╔══

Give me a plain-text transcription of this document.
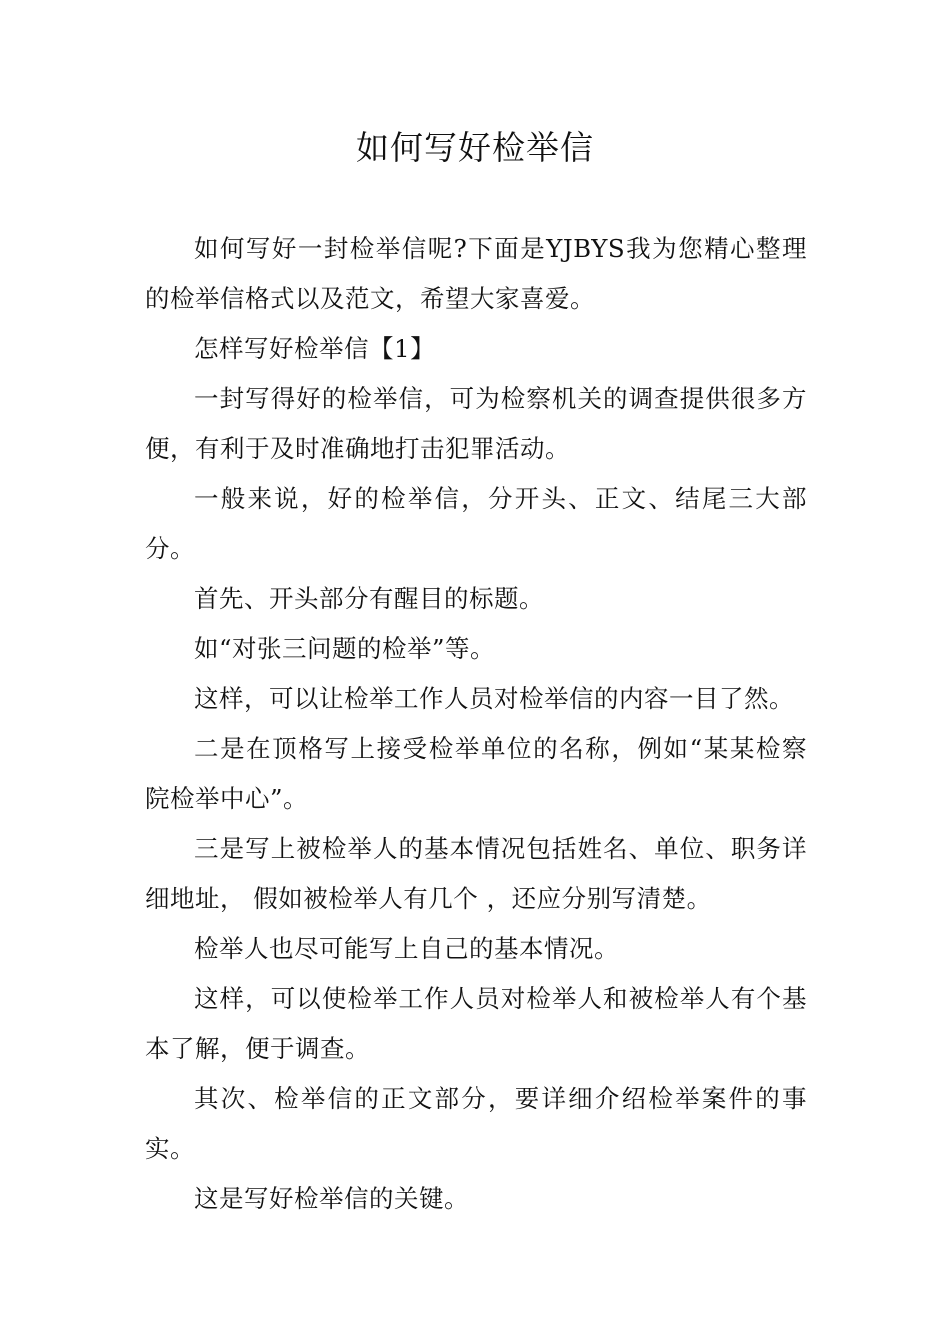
如何写好检举信

如何写好一封检举信呢?下面是YJBYS我为您精心整理的检举信格式以及范文，希望大家喜爱。

怎样写好检举信【1】

一封写得好的检举信，可为检察机关的调查提供很多方便，有利于及时准确地打击犯罪活动。

一般来说，好的检举信，分开头、正文、结尾三大部分。

首先、开头部分有醒目的标题。

如“对张三问题的检举”等。

这样，可以让检举工作人员对检举信的内容一目了然。

二是在顶格写上接受检举单位的名称，例如“某某检察院检举中心”。

三是写上被检举人的基本情况包括姓名、单位、职务详细地址， 假如被检举人有几个 ，还应分别写清楚。

检举人也尽可能写上自己的基本情况。

这样，可以使检举工作人员对检举人和被检举人有个基本了解，便于调查。

其次、检举信的正文部分，要详细介绍检举案件的事实。

这是写好检举信的关键。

╚══

Instructions to follow -
Can you retype every record above exactly, leaving out the pictures?

Written answer -
Give me a plain-text transcription of this document.
如何写好检举信

如何写好一封检举信呢?下面是YJBYS我为您精心整理的检举信格式以及范文，希望大家喜爱。

怎样写好检举信【1】

一封写得好的检举信，可为检察机关的调查提供很多方便，有利于及时准确地打击犯罪活动。

一般来说，好的检举信，分开头、正文、结尾三大部分。

首先、开头部分有醒目的标题。

如“对张三问题的检举”等。

这样，可以让检举工作人员对检举信的内容一目了然。

二是在顶格写上接受检举单位的名称，例如“某某检察院检举中心”。

三是写上被检举人的基本情况包括姓名、单位、职务详细地址， 假如被检举人有几个 ，还应分别写清楚。

检举人也尽可能写上自己的基本情况。

这样，可以使检举工作人员对检举人和被检举人有个基本了解，便于调查。

其次、检举信的正文部分，要详细介绍检举案件的事实。

这是写好检举信的关键。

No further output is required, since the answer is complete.